Exercise task
Can you transcribe every record below exactly as it appears?

** BEGIN **

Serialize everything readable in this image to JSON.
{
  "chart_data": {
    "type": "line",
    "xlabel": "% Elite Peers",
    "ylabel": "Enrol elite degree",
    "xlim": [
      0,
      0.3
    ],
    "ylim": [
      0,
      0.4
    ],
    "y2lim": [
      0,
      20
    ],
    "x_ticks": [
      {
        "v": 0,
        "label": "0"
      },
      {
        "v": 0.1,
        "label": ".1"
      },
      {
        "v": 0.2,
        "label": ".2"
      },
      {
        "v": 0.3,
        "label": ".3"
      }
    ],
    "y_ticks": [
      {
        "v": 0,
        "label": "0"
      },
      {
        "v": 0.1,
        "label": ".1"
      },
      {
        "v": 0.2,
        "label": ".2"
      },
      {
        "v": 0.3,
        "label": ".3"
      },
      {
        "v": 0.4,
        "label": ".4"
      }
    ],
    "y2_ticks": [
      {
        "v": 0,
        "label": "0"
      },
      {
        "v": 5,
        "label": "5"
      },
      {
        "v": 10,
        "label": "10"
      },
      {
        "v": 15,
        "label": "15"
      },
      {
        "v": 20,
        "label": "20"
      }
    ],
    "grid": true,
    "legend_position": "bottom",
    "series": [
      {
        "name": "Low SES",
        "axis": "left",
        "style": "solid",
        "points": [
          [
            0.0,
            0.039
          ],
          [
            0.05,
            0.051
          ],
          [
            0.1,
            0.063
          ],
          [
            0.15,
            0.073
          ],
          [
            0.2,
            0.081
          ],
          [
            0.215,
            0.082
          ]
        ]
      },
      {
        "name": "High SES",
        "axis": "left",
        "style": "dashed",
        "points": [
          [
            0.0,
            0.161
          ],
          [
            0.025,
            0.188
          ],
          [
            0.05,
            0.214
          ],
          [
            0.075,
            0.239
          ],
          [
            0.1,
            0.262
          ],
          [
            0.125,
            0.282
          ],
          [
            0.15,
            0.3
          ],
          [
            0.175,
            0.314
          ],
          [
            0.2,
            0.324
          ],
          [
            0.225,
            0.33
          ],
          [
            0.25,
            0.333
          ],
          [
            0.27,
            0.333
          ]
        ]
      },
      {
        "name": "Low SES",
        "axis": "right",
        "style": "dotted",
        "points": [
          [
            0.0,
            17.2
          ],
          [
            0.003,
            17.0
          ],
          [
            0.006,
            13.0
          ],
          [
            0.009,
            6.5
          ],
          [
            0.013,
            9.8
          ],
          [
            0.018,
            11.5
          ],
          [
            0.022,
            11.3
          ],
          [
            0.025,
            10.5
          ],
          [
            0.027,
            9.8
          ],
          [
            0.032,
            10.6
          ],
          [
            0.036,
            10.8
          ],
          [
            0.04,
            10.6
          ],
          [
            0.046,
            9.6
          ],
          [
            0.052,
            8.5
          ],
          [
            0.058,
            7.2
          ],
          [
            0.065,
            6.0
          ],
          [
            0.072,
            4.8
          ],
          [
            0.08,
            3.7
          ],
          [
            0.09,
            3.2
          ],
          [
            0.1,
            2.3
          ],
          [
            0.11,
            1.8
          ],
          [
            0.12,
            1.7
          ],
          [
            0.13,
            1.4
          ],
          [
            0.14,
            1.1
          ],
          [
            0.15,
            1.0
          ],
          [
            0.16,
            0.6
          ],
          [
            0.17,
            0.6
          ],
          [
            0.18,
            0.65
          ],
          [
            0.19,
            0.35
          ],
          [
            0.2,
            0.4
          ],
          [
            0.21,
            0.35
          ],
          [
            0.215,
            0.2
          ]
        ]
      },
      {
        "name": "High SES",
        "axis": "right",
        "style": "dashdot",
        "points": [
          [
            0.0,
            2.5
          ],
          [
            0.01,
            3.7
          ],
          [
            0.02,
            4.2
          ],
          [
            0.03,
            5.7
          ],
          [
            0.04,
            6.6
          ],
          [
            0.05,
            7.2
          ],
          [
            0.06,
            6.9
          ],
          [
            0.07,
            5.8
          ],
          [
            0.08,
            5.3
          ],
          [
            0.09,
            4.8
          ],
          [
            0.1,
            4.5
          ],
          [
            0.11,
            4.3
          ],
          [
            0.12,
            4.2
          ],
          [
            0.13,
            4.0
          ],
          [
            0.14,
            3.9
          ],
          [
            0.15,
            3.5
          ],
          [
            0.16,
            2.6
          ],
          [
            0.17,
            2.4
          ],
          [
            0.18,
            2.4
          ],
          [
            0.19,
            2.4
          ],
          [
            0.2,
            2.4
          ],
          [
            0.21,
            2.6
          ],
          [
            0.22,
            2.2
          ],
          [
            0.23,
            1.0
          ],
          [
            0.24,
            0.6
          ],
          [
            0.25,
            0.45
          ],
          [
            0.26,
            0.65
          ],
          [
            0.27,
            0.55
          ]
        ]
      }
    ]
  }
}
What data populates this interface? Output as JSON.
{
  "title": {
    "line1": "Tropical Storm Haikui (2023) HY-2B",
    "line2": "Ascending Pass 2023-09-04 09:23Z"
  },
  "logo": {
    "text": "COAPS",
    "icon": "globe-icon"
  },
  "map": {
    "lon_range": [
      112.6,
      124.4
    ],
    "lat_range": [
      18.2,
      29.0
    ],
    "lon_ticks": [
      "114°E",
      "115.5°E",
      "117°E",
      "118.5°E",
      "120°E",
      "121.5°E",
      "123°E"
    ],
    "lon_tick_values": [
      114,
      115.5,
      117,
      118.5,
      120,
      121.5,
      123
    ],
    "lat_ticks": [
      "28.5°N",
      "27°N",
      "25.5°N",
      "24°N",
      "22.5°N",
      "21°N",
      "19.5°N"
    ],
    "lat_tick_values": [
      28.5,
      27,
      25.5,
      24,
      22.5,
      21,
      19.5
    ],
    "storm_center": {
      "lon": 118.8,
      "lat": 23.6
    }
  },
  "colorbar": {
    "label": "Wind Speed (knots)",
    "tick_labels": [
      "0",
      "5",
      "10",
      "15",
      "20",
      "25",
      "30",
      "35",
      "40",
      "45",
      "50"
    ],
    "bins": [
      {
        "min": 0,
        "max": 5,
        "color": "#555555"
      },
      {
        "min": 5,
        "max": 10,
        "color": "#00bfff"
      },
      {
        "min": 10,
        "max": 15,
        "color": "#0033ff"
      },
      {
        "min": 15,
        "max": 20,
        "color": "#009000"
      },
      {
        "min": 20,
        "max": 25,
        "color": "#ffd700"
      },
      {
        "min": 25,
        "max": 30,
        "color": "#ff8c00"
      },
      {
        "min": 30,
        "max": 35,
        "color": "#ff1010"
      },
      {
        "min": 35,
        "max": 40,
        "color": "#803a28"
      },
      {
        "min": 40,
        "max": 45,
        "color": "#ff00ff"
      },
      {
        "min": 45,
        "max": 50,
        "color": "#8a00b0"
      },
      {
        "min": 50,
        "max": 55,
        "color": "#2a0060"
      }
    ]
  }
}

** END **

Output of the exercise
Serialize everything readable in this image to JSON.
{
  "chart_data": {
    "type": "line",
    "xlabel": "% Elite Peers",
    "ylabel": "Enrol elite degree",
    "xlim": [
      0,
      0.3
    ],
    "ylim": [
      0,
      0.4
    ],
    "y2lim": [
      0,
      20
    ],
    "x_ticks": [
      {
        "v": 0,
        "label": "0"
      },
      {
        "v": 0.1,
        "label": ".1"
      },
      {
        "v": 0.2,
        "label": ".2"
      },
      {
        "v": 0.3,
        "label": ".3"
      }
    ],
    "y_ticks": [
      {
        "v": 0,
        "label": "0"
      },
      {
        "v": 0.1,
        "label": ".1"
      },
      {
        "v": 0.2,
        "label": ".2"
      },
      {
        "v": 0.3,
        "label": ".3"
      },
      {
        "v": 0.4,
        "label": ".4"
      }
    ],
    "y2_ticks": [
      {
        "v": 0,
        "label": "0"
      },
      {
        "v": 5,
        "label": "5"
      },
      {
        "v": 10,
        "label": "10"
      },
      {
        "v": 15,
        "label": "15"
      },
      {
        "v": 20,
        "label": "20"
      }
    ],
    "grid": true,
    "legend_position": "bottom",
    "series": [
      {
        "name": "Low SES",
        "axis": "left",
        "style": "solid",
        "points": [
          [
            0.0,
            0.039
          ],
          [
            0.05,
            0.051
          ],
          [
            0.1,
            0.063
          ],
          [
            0.15,
            0.073
          ],
          [
            0.2,
            0.081
          ],
          [
            0.215,
            0.082
          ]
        ]
      },
      {
        "name": "High SES",
        "axis": "left",
        "style": "dashed",
        "points": [
          [
            0.0,
            0.161
          ],
          [
            0.025,
            0.188
          ],
          [
            0.05,
            0.214
          ],
          [
            0.075,
            0.239
          ],
          [
            0.1,
            0.262
          ],
          [
            0.125,
            0.282
          ],
          [
            0.15,
            0.3
          ],
          [
            0.175,
            0.314
          ],
          [
            0.2,
            0.324
          ],
          [
            0.225,
            0.33
          ],
          [
            0.25,
            0.333
          ],
          [
            0.27,
            0.333
          ]
        ]
      },
      {
        "name": "Low SES",
        "axis": "right",
        "style": "dotted",
        "points": [
          [
            0.0,
            17.2
          ],
          [
            0.003,
            17.0
          ],
          [
            0.006,
            13.0
          ],
          [
            0.009,
            6.5
          ],
          [
            0.013,
            9.8
          ],
          [
            0.018,
            11.5
          ],
          [
            0.022,
            11.3
          ],
          [
            0.025,
            10.5
          ],
          [
            0.027,
            9.8
          ],
          [
            0.032,
            10.6
          ],
          [
            0.036,
            10.8
          ],
          [
            0.04,
            10.6
          ],
          [
            0.046,
            9.6
          ],
          [
            0.052,
            8.5
          ],
          [
            0.058,
            7.2
          ],
          [
            0.065,
            6.0
          ],
          [
            0.072,
            4.8
          ],
          [
            0.08,
            3.7
          ],
          [
            0.09,
            3.2
          ],
          [
            0.1,
            2.3
          ],
          [
            0.11,
            1.8
          ],
          [
            0.12,
            1.7
          ],
          [
            0.13,
            1.4
          ],
          [
            0.14,
            1.1
          ],
          [
            0.15,
            1.0
          ],
          [
            0.16,
            0.6
          ],
          [
            0.17,
            0.6
          ],
          [
            0.18,
            0.65
          ],
          [
            0.19,
            0.35
          ],
          [
            0.2,
            0.4
          ],
          [
            0.21,
            0.35
          ],
          [
            0.215,
            0.2
          ]
        ]
      },
      {
        "name": "High SES",
        "axis": "right",
        "style": "dashdot",
        "points": [
          [
            0.0,
            2.5
          ],
          [
            0.01,
            3.7
          ],
          [
            0.02,
            4.2
          ],
          [
            0.03,
            5.7
          ],
          [
            0.04,
            6.6
          ],
          [
            0.05,
            7.2
          ],
          [
            0.06,
            6.9
          ],
          [
            0.07,
            5.8
          ],
          [
            0.08,
            5.3
          ],
          [
            0.09,
            4.8
          ],
          [
            0.1,
            4.5
          ],
          [
            0.11,
            4.3
          ],
          [
            0.12,
            4.2
          ],
          [
            0.13,
            4.0
          ],
          [
            0.14,
            3.9
          ],
          [
            0.15,
            3.5
          ],
          [
            0.16,
            2.6
          ],
          [
            0.17,
            2.4
          ],
          [
            0.18,
            2.4
          ],
          [
            0.19,
            2.4
          ],
          [
            0.2,
            2.4
          ],
          [
            0.21,
            2.6
          ],
          [
            0.22,
            2.2
          ],
          [
            0.23,
            1.0
          ],
          [
            0.24,
            0.6
          ],
          [
            0.25,
            0.45
          ],
          [
            0.26,
            0.65
          ],
          [
            0.27,
            0.55
          ]
        ]
      }
    ]
  }
}
What data populates this interface? Output as JSON.
{
  "title": {
    "line1": "Tropical Storm Haikui (2023) HY-2B",
    "line2": "Ascending Pass 2023-09-04 09:23Z"
  },
  "logo": {
    "text": "COAPS",
    "icon": "globe-icon"
  },
  "map": {
    "lon_range": [
      112.6,
      124.4
    ],
    "lat_range": [
      18.2,
      29.0
    ],
    "lon_ticks": [
      "114°E",
      "115.5°E",
      "117°E",
      "118.5°E",
      "120°E",
      "121.5°E",
      "123°E"
    ],
    "lon_tick_values": [
      114,
      115.5,
      117,
      118.5,
      120,
      121.5,
      123
    ],
    "lat_ticks": [
      "28.5°N",
      "27°N",
      "25.5°N",
      "24°N",
      "22.5°N",
      "21°N",
      "19.5°N"
    ],
    "lat_tick_values": [
      28.5,
      27,
      25.5,
      24,
      22.5,
      21,
      19.5
    ],
    "storm_center": {
      "lon": 118.8,
      "lat": 23.6
    }
  },
  "colorbar": {
    "label": "Wind Speed (knots)",
    "tick_labels": [
      "0",
      "5",
      "10",
      "15",
      "20",
      "25",
      "30",
      "35",
      "40",
      "45",
      "50"
    ],
    "bins": [
      {
        "min": 0,
        "max": 5,
        "color": "#555555"
      },
      {
        "min": 5,
        "max": 10,
        "color": "#00bfff"
      },
      {
        "min": 10,
        "max": 15,
        "color": "#0033ff"
      },
      {
        "min": 15,
        "max": 20,
        "color": "#009000"
      },
      {
        "min": 20,
        "max": 25,
        "color": "#ffd700"
      },
      {
        "min": 25,
        "max": 30,
        "color": "#ff8c00"
      },
      {
        "min": 30,
        "max": 35,
        "color": "#ff1010"
      },
      {
        "min": 35,
        "max": 40,
        "color": "#803a28"
      },
      {
        "min": 40,
        "max": 45,
        "color": "#ff00ff"
      },
      {
        "min": 45,
        "max": 50,
        "color": "#8a00b0"
      },
      {
        "min": 50,
        "max": 55,
        "color": "#2a0060"
      }
    ]
  }
}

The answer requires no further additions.